Transcribe the listing that follows in full, omitting pictures.

★ ★ ★

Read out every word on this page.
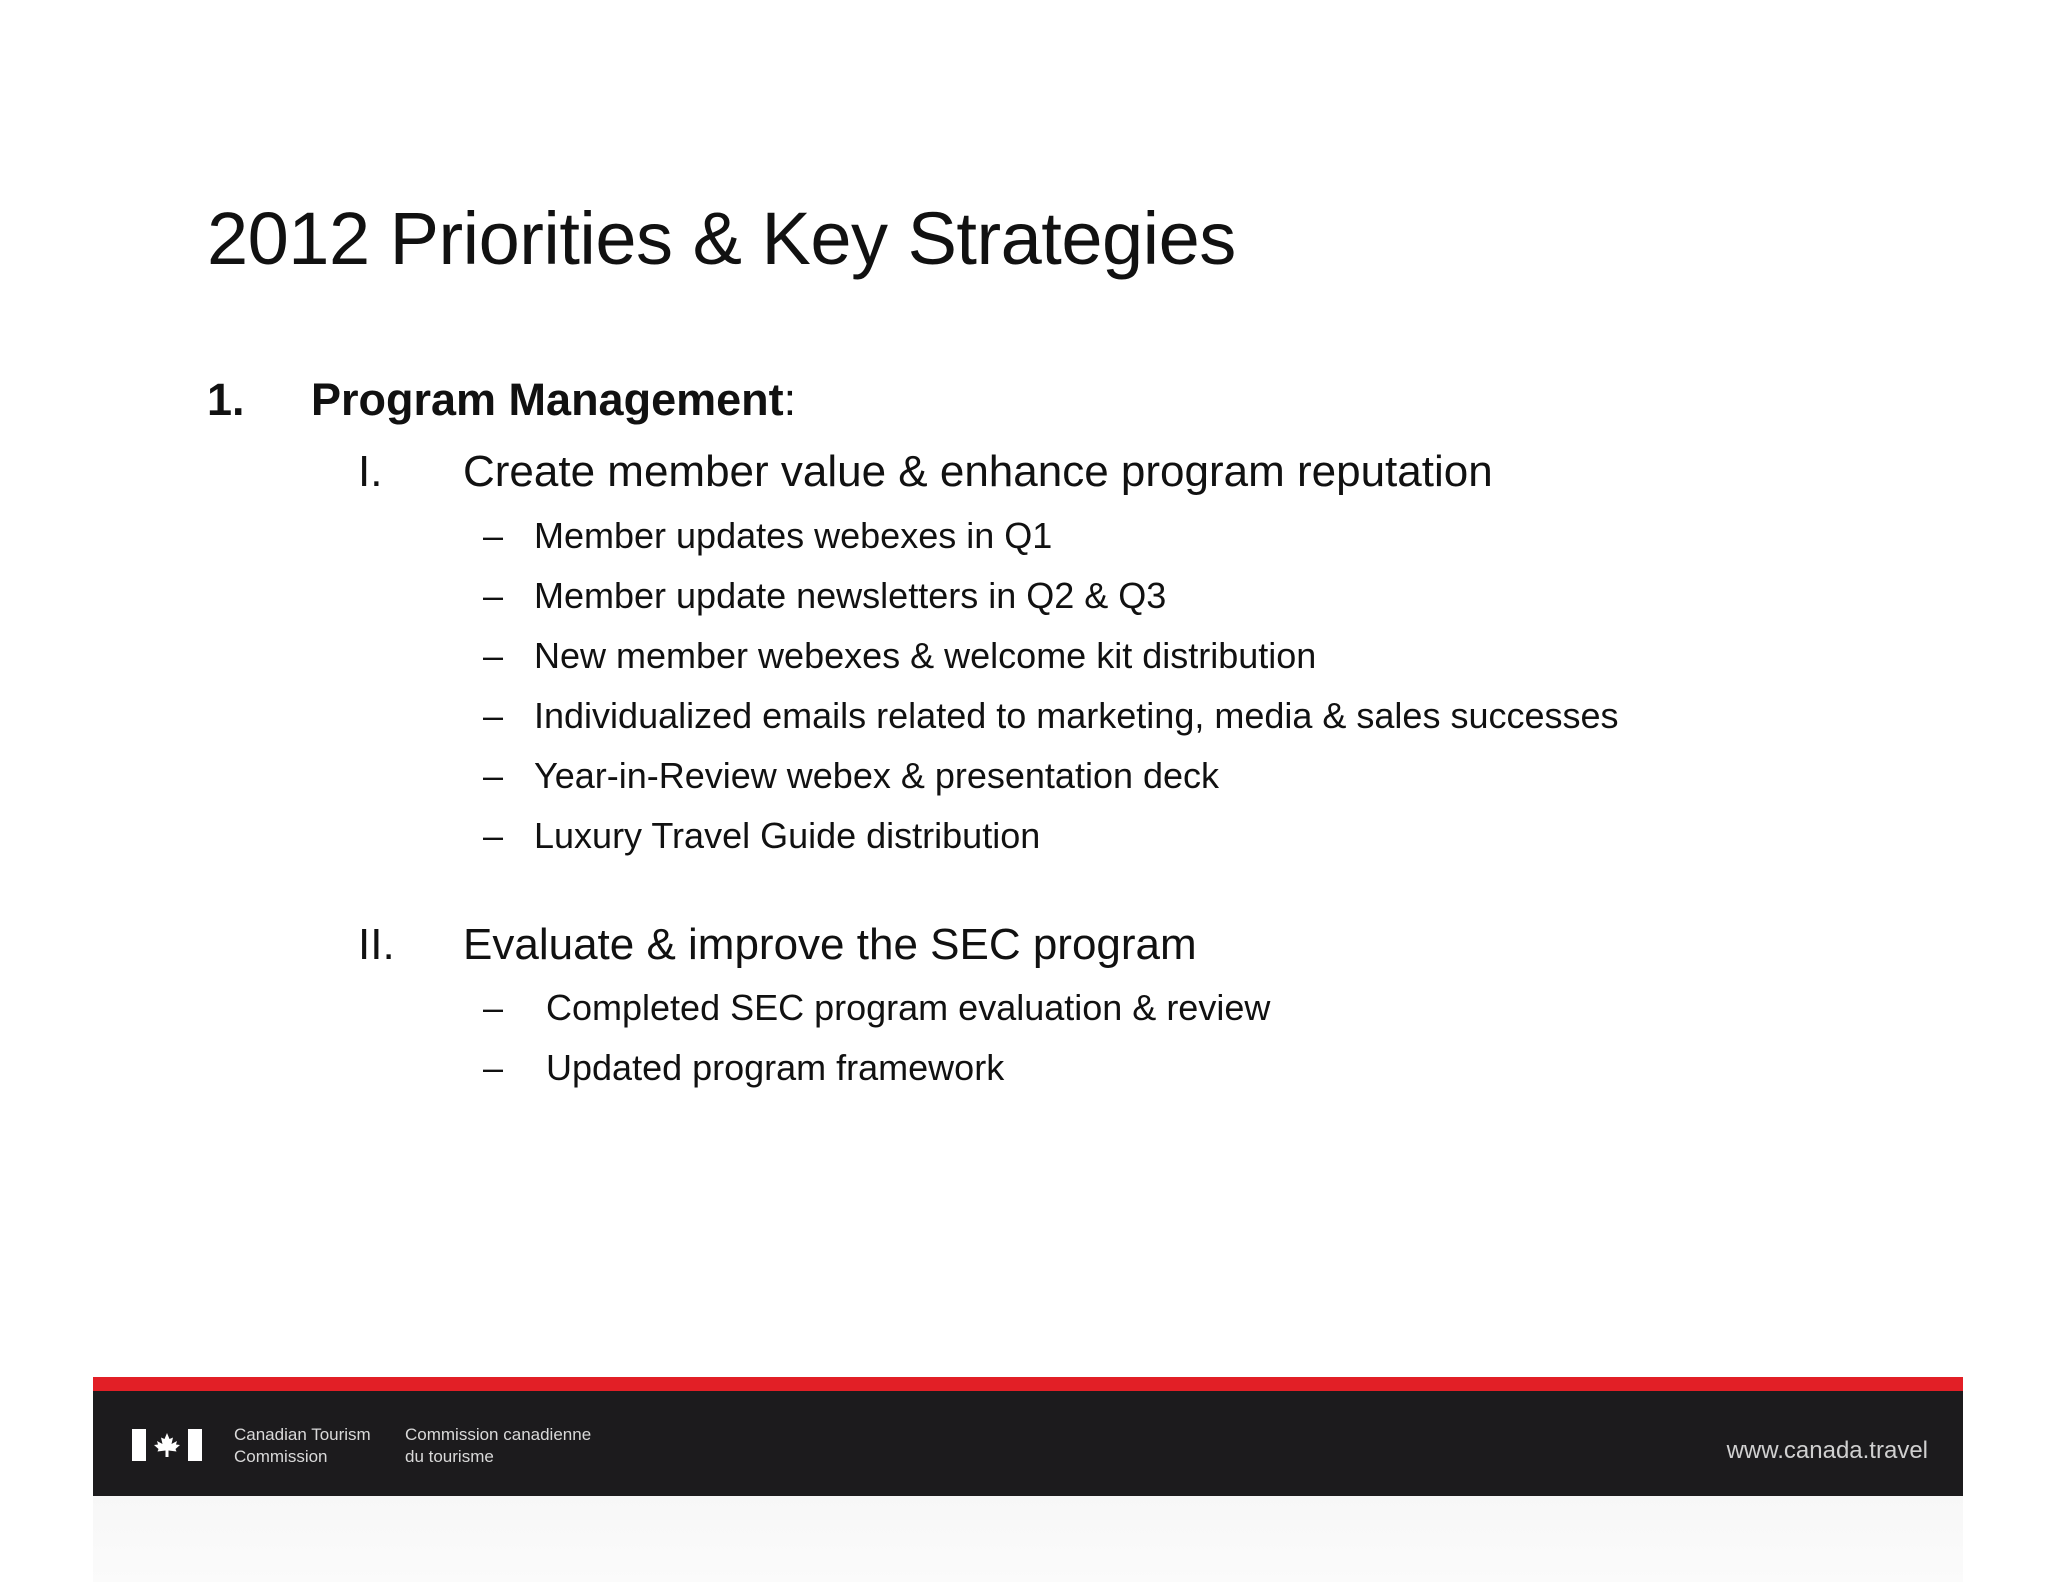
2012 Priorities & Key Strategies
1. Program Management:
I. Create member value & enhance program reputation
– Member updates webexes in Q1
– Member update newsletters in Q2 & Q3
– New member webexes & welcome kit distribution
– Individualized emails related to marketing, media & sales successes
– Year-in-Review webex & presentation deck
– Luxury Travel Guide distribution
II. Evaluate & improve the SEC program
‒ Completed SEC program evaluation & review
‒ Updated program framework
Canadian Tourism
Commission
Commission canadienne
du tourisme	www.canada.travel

★ ★ ★

* [OUTPUT FOR THIS TASK]:
Read out every word on this page.
2012 Priorities & Key Strategies
1. Program Management:
I. Create member value & enhance program reputation
– Member updates webexes in Q1
– Member update newsletters in Q2 & Q3
– New member webexes & welcome kit distribution
– Individualized emails related to marketing, media & sales successes
– Year-in-Review webex & presentation deck
– Luxury Travel Guide distribution
II. Evaluate & improve the SEC program
‒ Completed SEC program evaluation & review
‒ Updated program framework
Canadian Tourism
Commission
Commission canadienne
du tourisme	www.canada.travel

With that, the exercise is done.